→ **Extrait**

Contre pareille résistance, le mâle s’exténue ; en vain il secoue, en vain il tire, ça ne marche plus. Non désolé de l’accident, il abandonne la partie. Une voisine est là, tout près. Brusque en pourparlers et sans autre déclaration cette fois, il lui prend les mains et la convie à la promenade. Elle proteste, se dégage et fuit.

Du groupe des curieuses, une seconde est sollicitée, avec le même sans-façon. Elle accepte, mais rien ne dit qu’en route elle n’échappera pas à son séducteur. Qu’importe au freluquet ! une manquant, bien d’autres restent. Et que lui faut-il, en somme ? La première venue.

Cette première venue, il l’a trouvée, car le voici qui mène sa conquête. Il passe dans la zone éclairée. De toutes ses forces, il tire à lui par secousses si l’autre refuse d’avancer ; il agit en douceur s’il obtient docile obéissance. Des pauses sont fréquentes, parfois assez prolongées.

Alors le mâle se livre à de curieux exercices. Ramenant à lui les pinces, disons mieux, les bras, puis de nouveau les tendant en ligne droite, il contraint la femelle à semblable jeu alternatif. Ils forment à eux deux un système de tringles articulées ouvrant et fermant tour à tour leur quadrilatère. Après ce manège d’assouplissement, la mécanique se contracte, immobile.

Maintenant les fronts sont en contact ; les deux bouches s’appliquent l’une sur l’autre avec de tendres effusions. Pour exprimer ces caresses viennent à l’esprit les termes de baisers et d’embrassements. On n’ose s’en servir ; manquent ici la tête, la face, les lèvres, les joues. Tronqué comme d’un coup de sécateur, l’animal n’a pas même de mufle. Où nous chercherions un visage font paroi de hideuses ganaches.

→ **Données fournies**

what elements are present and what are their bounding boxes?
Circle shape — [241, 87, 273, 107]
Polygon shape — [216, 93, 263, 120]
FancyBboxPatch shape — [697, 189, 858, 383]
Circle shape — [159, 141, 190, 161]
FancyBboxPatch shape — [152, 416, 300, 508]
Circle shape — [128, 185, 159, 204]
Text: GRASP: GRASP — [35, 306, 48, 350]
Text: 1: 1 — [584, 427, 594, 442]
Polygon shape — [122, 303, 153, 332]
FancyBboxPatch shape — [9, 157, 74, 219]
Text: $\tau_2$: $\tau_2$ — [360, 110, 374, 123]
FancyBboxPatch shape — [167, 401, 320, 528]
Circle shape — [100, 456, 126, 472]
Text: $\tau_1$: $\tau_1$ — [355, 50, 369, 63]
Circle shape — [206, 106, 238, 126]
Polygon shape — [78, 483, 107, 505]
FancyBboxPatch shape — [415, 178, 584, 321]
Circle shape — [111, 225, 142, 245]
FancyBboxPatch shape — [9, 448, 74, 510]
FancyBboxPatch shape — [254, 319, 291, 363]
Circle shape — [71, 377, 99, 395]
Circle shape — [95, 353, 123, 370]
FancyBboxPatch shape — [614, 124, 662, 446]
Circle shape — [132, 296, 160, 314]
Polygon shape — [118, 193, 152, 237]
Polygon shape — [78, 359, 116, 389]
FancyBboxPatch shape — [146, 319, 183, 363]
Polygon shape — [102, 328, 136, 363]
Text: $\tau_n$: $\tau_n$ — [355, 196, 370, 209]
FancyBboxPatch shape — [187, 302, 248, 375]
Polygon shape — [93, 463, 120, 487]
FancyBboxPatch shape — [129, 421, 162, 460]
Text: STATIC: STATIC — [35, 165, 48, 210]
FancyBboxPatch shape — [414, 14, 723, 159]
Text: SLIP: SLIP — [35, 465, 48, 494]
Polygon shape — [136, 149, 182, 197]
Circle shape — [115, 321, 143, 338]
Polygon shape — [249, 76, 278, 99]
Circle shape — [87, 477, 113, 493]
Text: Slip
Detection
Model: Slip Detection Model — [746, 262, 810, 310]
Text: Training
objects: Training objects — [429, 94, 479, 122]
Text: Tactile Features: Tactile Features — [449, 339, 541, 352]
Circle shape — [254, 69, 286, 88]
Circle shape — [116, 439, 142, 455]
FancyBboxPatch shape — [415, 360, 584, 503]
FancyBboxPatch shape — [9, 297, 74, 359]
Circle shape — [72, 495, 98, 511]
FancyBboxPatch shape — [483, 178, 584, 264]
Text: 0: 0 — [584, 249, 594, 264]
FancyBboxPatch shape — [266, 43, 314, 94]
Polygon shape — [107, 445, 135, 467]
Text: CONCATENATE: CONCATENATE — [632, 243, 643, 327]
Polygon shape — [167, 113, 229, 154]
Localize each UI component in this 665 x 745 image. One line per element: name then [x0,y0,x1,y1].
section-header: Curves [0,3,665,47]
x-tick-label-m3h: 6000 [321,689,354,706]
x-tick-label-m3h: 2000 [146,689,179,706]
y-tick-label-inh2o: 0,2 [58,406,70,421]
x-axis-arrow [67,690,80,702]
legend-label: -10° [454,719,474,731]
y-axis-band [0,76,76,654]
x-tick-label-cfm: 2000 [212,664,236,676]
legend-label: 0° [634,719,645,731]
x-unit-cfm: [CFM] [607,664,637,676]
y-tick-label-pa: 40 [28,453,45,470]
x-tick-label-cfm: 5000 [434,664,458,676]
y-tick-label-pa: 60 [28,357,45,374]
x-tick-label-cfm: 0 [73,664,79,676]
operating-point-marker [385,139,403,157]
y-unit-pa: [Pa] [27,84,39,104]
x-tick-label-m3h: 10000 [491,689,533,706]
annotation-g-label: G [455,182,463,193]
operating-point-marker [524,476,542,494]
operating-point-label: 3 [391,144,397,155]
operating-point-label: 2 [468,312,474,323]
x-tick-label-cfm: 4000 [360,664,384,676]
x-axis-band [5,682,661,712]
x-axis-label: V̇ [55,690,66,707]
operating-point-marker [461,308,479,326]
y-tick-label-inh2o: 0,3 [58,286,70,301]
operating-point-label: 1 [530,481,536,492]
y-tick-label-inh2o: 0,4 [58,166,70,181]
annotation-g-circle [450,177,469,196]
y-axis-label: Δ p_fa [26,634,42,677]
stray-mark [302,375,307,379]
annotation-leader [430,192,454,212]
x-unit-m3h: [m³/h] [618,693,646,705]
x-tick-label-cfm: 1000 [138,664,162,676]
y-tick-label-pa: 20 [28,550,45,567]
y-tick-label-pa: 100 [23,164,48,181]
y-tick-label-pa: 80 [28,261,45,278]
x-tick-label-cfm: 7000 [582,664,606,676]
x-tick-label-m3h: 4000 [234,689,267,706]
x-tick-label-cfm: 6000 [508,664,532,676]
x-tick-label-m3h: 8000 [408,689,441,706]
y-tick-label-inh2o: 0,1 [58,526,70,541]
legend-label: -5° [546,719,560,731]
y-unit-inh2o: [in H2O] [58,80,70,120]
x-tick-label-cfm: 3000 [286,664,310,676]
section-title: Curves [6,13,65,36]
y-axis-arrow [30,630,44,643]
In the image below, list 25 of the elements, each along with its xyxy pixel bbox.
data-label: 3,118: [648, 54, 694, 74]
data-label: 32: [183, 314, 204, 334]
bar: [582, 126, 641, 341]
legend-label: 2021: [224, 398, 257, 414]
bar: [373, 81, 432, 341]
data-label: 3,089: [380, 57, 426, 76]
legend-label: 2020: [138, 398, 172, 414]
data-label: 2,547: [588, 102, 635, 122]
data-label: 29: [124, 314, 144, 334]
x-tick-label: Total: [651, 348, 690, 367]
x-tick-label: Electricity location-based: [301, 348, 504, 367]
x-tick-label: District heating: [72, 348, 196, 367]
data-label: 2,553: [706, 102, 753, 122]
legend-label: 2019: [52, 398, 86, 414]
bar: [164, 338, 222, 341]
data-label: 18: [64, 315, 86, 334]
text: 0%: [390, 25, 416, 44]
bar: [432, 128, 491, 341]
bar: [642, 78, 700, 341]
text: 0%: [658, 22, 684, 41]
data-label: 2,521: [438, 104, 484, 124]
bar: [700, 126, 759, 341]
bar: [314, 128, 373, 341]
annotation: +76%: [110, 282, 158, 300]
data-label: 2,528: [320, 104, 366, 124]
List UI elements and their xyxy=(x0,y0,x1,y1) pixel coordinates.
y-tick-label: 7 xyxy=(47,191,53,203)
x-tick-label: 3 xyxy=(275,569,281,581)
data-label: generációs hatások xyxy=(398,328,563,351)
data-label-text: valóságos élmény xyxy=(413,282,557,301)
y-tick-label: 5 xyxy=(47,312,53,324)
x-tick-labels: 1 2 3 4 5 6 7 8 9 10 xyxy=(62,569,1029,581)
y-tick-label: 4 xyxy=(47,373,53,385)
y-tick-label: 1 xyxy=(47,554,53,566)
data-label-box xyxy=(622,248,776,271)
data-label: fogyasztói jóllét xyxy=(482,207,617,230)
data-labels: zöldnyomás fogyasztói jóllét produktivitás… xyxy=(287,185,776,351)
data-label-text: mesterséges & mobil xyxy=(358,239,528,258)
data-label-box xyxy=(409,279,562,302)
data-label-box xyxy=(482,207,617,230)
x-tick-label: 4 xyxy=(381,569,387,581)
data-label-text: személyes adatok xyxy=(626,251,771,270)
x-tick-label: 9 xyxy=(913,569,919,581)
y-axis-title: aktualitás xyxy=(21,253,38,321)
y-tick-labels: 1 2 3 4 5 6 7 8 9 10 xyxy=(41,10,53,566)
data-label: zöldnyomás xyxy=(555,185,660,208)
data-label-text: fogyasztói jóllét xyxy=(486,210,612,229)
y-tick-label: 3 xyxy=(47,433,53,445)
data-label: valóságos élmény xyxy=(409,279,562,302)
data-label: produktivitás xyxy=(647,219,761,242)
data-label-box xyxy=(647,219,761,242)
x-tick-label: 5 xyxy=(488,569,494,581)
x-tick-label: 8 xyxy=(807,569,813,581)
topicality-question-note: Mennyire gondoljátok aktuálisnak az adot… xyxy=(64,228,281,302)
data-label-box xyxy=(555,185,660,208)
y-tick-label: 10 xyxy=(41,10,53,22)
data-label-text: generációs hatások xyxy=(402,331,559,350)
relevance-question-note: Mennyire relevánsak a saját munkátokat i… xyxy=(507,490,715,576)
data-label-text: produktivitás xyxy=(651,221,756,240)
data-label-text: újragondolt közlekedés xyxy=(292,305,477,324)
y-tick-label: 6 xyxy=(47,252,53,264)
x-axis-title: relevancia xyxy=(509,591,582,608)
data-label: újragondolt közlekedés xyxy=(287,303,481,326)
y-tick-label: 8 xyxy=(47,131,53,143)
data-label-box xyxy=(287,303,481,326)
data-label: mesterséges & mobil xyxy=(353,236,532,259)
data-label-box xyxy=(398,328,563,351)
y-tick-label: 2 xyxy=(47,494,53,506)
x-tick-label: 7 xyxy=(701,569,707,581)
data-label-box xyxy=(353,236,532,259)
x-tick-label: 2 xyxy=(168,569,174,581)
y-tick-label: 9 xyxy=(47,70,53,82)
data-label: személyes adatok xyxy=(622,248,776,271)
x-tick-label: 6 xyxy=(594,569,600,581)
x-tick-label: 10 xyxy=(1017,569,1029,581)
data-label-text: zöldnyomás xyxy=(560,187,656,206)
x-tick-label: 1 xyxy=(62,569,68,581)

→ **Travail demandé**
Citez textuellement le passage de l'extrait compris entre « Du groupe des » et « parfois assez prolongées. », ces deux segments inclus. La consultation des items n'est pas nécessaire.

→ **Réponse finale**
Du groupe des curieuses, une seconde est sollicitée, avec le même sans-façon. Elle accepte, mais rien ne dit qu’en route elle n’échappera pas à son séducteur. Qu’importe au freluquet ! une manquant, bien d’autres restent. Et que lui faut-il, en somme ? La première venue.

Cette première venue, il l’a trouvée, car le voici qui mène sa conquête. Il passe dans la zone éclairée. De toutes ses forces, il tire à lui par secousses si l’autre refuse d’avancer ; il agit en douceur s’il obtient docile obéissance. Des pauses sont fréquentes, parfois assez prolongées.